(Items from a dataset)
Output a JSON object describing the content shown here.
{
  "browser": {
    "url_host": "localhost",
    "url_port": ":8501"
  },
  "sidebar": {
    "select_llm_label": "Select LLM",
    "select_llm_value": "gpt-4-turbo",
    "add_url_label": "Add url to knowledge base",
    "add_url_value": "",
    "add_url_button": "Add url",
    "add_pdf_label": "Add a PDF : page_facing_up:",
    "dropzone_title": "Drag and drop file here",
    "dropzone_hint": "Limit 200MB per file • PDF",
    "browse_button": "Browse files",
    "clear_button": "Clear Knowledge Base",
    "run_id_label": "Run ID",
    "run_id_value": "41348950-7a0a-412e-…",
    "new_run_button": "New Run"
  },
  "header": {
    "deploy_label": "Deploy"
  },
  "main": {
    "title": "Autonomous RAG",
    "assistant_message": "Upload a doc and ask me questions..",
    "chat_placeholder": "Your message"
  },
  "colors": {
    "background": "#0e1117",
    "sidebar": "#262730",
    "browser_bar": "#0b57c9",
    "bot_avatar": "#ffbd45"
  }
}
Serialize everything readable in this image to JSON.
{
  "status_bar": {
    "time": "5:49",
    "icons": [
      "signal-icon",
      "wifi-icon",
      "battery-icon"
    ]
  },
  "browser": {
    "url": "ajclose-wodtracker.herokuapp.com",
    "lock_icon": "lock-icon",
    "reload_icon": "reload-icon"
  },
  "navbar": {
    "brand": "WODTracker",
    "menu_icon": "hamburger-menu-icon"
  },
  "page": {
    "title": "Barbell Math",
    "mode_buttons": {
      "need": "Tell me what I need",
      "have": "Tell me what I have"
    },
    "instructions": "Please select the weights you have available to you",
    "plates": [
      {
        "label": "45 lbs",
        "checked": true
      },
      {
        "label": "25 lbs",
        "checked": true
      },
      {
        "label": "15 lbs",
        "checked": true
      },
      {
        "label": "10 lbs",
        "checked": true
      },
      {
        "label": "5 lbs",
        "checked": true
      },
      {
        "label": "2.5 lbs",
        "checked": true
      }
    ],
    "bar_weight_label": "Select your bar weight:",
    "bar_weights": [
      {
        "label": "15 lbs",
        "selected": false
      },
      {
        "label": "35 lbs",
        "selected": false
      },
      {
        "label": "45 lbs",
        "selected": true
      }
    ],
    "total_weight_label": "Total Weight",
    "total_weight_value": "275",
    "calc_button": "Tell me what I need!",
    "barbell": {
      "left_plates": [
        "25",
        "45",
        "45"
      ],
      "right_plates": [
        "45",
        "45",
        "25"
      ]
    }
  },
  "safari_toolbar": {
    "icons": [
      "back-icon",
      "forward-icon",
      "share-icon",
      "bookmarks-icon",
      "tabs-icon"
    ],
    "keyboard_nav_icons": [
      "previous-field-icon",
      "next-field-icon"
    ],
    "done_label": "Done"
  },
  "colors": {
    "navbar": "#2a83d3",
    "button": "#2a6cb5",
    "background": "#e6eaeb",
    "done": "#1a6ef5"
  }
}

*SHORT PROBLEM*.
The data above must be returned in full, exactly as written.

*WRITTEN SOLUTION*.
Output a JSON object describing the content shown here.
{
  "browser": {
    "url_host": "localhost",
    "url_port": ":8501"
  },
  "sidebar": {
    "select_llm_label": "Select LLM",
    "select_llm_value": "gpt-4-turbo",
    "add_url_label": "Add url to knowledge base",
    "add_url_value": "",
    "add_url_button": "Add url",
    "add_pdf_label": "Add a PDF : page_facing_up:",
    "dropzone_title": "Drag and drop file here",
    "dropzone_hint": "Limit 200MB per file • PDF",
    "browse_button": "Browse files",
    "clear_button": "Clear Knowledge Base",
    "run_id_label": "Run ID",
    "run_id_value": "41348950-7a0a-412e-…",
    "new_run_button": "New Run"
  },
  "header": {
    "deploy_label": "Deploy"
  },
  "main": {
    "title": "Autonomous RAG",
    "assistant_message": "Upload a doc and ask me questions..",
    "chat_placeholder": "Your message"
  },
  "colors": {
    "background": "#0e1117",
    "sidebar": "#262730",
    "browser_bar": "#0b57c9",
    "bot_avatar": "#ffbd45"
  }
}
Serialize everything readable in this image to JSON.
{
  "status_bar": {
    "time": "5:49",
    "icons": [
      "signal-icon",
      "wifi-icon",
      "battery-icon"
    ]
  },
  "browser": {
    "url": "ajclose-wodtracker.herokuapp.com",
    "lock_icon": "lock-icon",
    "reload_icon": "reload-icon"
  },
  "navbar": {
    "brand": "WODTracker",
    "menu_icon": "hamburger-menu-icon"
  },
  "page": {
    "title": "Barbell Math",
    "mode_buttons": {
      "need": "Tell me what I need",
      "have": "Tell me what I have"
    },
    "instructions": "Please select the weights you have available to you",
    "plates": [
      {
        "label": "45 lbs",
        "checked": true
      },
      {
        "label": "25 lbs",
        "checked": true
      },
      {
        "label": "15 lbs",
        "checked": true
      },
      {
        "label": "10 lbs",
        "checked": true
      },
      {
        "label": "5 lbs",
        "checked": true
      },
      {
        "label": "2.5 lbs",
        "checked": true
      }
    ],
    "bar_weight_label": "Select your bar weight:",
    "bar_weights": [
      {
        "label": "15 lbs",
        "selected": false
      },
      {
        "label": "35 lbs",
        "selected": false
      },
      {
        "label": "45 lbs",
        "selected": true
      }
    ],
    "total_weight_label": "Total Weight",
    "total_weight_value": "275",
    "calc_button": "Tell me what I need!",
    "barbell": {
      "left_plates": [
        "25",
        "45",
        "45"
      ],
      "right_plates": [
        "45",
        "45",
        "25"
      ]
    }
  },
  "safari_toolbar": {
    "icons": [
      "back-icon",
      "forward-icon",
      "share-icon",
      "bookmarks-icon",
      "tabs-icon"
    ],
    "keyboard_nav_icons": [
      "previous-field-icon",
      "next-field-icon"
    ],
    "done_label": "Done"
  },
  "colors": {
    "navbar": "#2a83d3",
    "button": "#2a6cb5",
    "background": "#e6eaeb",
    "done": "#1a6ef5"
  }
}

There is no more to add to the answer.